◆ Stored data
*-*-*
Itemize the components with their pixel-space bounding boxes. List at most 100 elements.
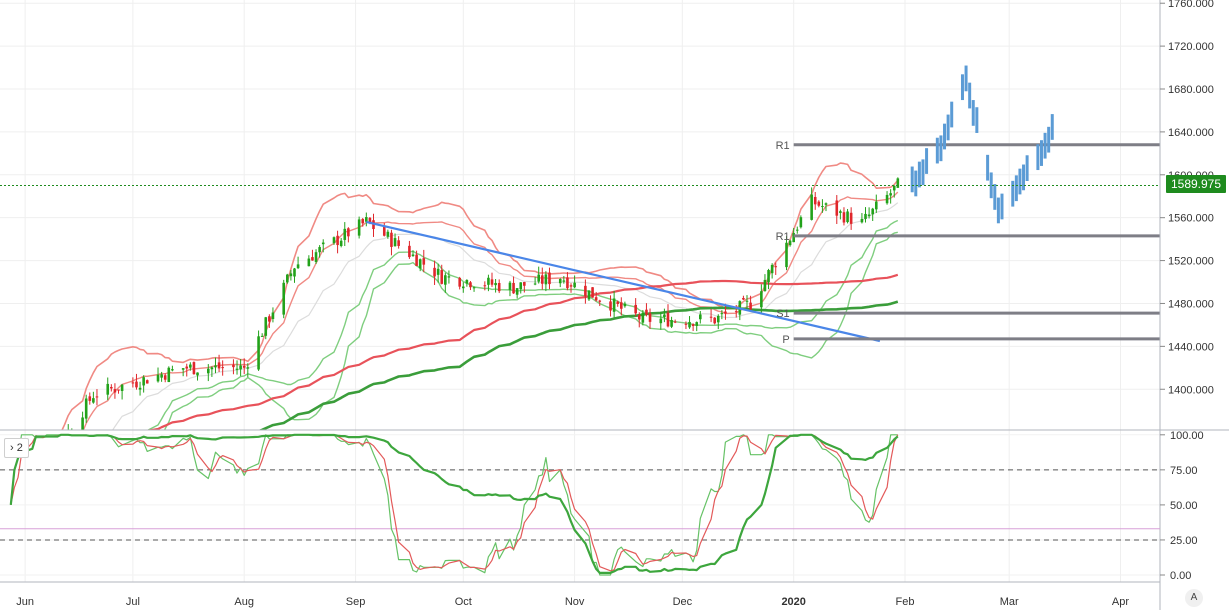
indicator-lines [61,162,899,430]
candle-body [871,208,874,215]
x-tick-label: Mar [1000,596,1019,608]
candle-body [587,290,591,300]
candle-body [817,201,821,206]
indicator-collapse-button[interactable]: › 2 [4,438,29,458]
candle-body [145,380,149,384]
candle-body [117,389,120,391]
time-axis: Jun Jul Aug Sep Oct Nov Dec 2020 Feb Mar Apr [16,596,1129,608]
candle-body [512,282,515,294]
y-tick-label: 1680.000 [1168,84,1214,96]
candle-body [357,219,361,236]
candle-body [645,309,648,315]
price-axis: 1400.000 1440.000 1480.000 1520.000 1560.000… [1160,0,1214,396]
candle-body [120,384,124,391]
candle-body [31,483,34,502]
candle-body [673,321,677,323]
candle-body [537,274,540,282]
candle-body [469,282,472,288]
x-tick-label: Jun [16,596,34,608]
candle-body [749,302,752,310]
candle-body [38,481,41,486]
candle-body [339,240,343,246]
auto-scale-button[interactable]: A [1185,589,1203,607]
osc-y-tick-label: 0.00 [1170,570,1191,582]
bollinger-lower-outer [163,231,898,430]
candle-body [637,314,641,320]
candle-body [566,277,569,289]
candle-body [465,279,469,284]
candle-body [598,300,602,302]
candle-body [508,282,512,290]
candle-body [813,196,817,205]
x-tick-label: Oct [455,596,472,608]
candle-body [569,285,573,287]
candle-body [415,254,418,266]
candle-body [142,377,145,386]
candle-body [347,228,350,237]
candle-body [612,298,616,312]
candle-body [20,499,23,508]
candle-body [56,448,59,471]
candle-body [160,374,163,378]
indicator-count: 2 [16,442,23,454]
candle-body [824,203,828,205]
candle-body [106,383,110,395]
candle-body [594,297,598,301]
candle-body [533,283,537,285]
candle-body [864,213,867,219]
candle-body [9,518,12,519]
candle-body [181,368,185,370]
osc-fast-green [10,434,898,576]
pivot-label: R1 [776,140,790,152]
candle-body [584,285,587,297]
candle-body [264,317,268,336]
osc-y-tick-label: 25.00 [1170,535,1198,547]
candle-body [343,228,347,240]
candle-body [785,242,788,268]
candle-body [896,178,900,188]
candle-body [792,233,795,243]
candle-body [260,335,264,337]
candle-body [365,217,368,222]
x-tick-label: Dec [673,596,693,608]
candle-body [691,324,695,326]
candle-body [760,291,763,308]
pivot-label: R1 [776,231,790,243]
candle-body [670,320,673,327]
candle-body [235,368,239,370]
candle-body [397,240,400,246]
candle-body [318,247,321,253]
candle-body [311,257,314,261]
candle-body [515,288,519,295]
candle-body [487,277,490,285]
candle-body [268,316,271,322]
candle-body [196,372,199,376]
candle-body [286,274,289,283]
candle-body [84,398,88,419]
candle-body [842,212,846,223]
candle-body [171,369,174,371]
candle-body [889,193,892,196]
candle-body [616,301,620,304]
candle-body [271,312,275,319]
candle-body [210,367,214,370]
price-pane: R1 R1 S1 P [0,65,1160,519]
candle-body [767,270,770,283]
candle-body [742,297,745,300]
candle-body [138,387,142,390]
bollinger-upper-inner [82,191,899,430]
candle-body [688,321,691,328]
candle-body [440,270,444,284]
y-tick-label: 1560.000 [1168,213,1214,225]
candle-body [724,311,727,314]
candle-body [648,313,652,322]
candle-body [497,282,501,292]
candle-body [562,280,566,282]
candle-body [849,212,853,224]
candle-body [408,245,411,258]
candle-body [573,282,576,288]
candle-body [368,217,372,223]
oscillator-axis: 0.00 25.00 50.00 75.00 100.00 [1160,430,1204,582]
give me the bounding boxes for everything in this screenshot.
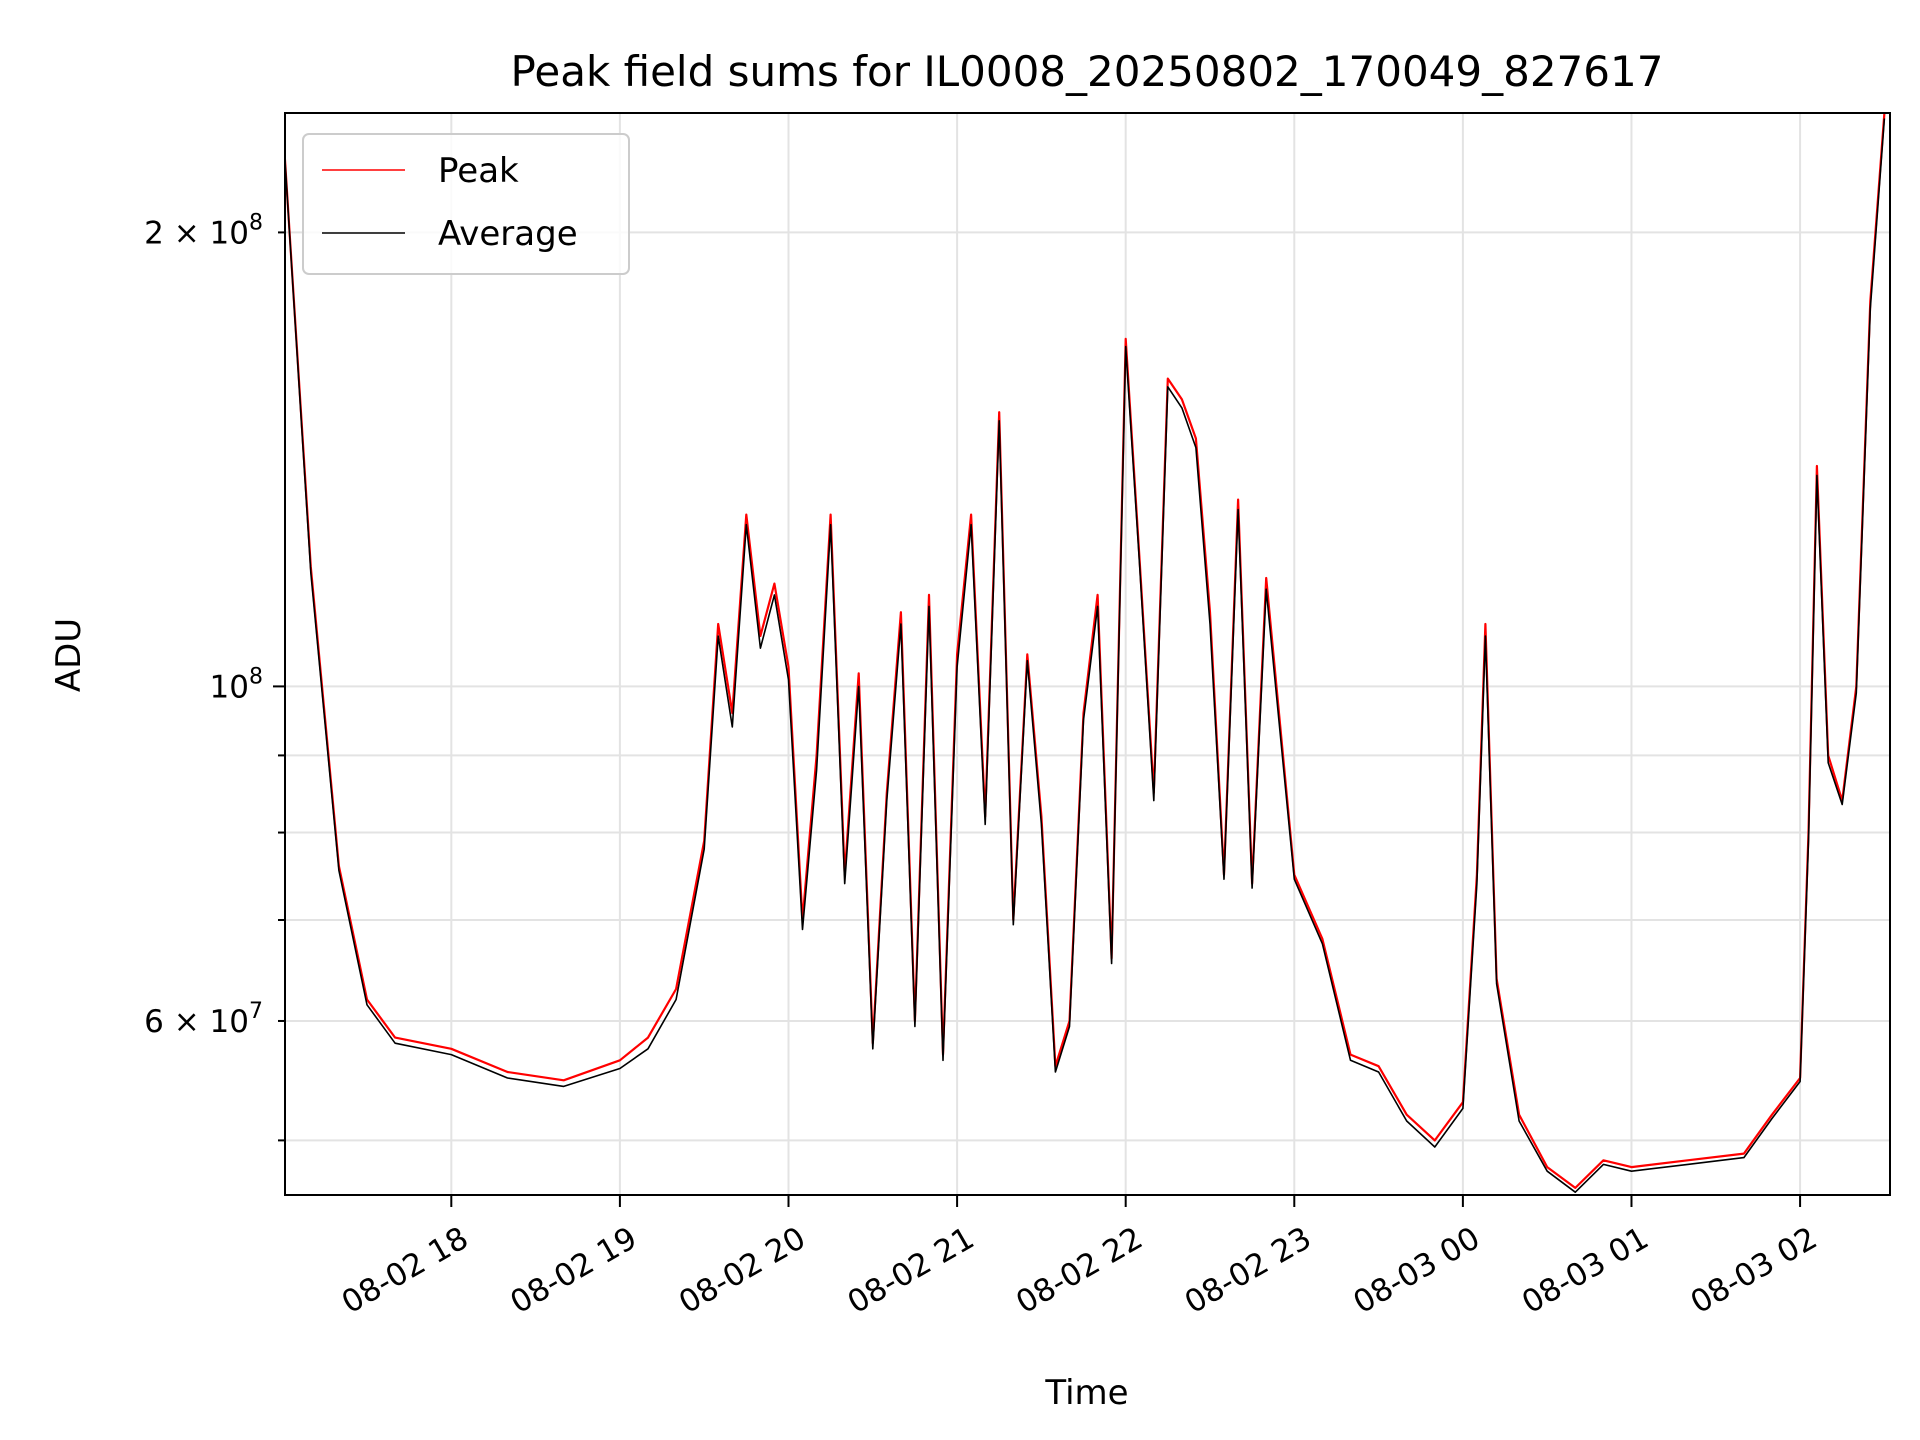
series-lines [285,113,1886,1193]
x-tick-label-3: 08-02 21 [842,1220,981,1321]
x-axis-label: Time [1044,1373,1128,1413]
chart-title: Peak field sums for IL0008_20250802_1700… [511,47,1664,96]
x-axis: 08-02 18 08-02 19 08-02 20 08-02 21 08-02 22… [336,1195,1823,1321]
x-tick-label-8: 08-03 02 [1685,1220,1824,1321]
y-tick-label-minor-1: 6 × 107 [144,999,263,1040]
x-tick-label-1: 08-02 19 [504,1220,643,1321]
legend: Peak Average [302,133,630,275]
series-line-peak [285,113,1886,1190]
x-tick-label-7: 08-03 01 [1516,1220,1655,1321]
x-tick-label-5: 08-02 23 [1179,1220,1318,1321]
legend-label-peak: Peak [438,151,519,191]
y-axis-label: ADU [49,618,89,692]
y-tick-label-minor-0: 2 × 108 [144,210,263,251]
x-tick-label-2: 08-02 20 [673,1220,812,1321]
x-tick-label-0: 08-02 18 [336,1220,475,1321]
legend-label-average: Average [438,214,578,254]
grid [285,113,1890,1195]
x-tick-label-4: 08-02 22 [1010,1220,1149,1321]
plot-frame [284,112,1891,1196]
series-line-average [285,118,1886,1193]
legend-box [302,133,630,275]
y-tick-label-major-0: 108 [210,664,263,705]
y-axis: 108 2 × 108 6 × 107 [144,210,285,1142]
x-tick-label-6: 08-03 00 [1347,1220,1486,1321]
*-*-*
◆ Task directions
Return each line of the stored data above that contains the string "bounding".

◆ Task answer
Itemize the components with their pixel-space bounding boxes. List at most 100 elements.
give me the bounding boxes for everything in this screenshot.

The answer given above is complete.